Records for the exercise —
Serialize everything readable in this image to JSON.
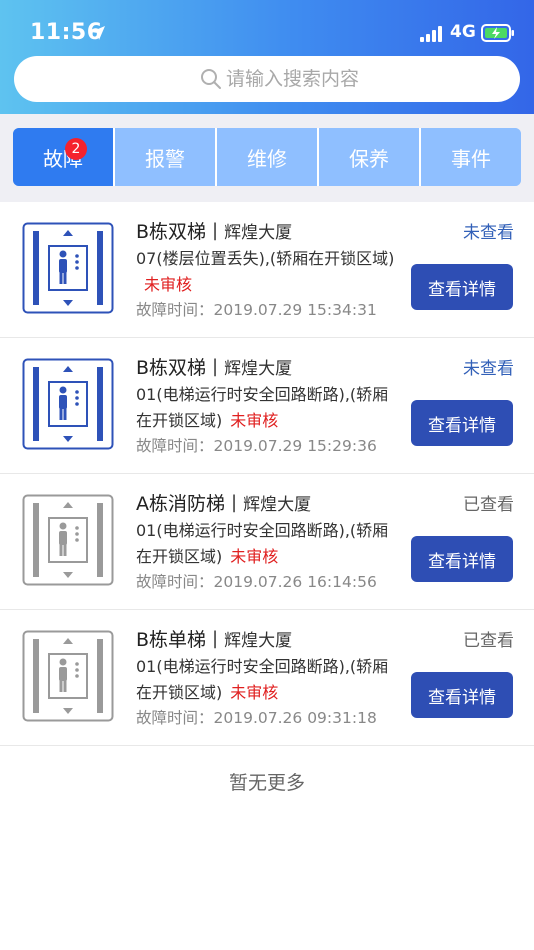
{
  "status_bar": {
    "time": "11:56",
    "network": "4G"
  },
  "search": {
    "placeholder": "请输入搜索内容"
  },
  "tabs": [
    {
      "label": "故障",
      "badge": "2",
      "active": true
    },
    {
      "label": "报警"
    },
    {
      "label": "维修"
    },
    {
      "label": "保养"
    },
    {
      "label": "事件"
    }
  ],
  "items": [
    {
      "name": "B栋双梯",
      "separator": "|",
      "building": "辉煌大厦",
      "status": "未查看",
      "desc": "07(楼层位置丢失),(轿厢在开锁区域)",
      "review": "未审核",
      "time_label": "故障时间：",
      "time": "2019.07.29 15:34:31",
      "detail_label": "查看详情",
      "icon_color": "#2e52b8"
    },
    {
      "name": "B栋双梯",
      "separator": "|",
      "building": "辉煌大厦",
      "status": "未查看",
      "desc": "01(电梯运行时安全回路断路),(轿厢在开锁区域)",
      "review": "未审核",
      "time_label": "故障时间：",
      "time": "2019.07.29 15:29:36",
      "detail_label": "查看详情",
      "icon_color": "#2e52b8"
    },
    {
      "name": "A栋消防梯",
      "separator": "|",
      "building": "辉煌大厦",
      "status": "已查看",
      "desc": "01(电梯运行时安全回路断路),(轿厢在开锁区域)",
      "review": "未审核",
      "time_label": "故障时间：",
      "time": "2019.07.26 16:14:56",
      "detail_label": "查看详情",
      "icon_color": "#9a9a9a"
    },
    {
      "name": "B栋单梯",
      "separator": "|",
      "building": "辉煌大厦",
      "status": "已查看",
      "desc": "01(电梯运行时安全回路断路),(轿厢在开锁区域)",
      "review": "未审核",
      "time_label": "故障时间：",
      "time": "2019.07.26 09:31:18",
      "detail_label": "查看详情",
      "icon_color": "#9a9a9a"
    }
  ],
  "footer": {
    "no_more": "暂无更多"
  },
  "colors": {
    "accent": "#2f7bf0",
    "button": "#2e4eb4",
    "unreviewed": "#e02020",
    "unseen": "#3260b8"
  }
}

Written exercise —
Copy every line of the listing where the word "name" appears.

Expected output —
      "name": "B栋双梯",
      "name": "B栋双梯",
      "name": "A栋消防梯",
      "name": "B栋单梯",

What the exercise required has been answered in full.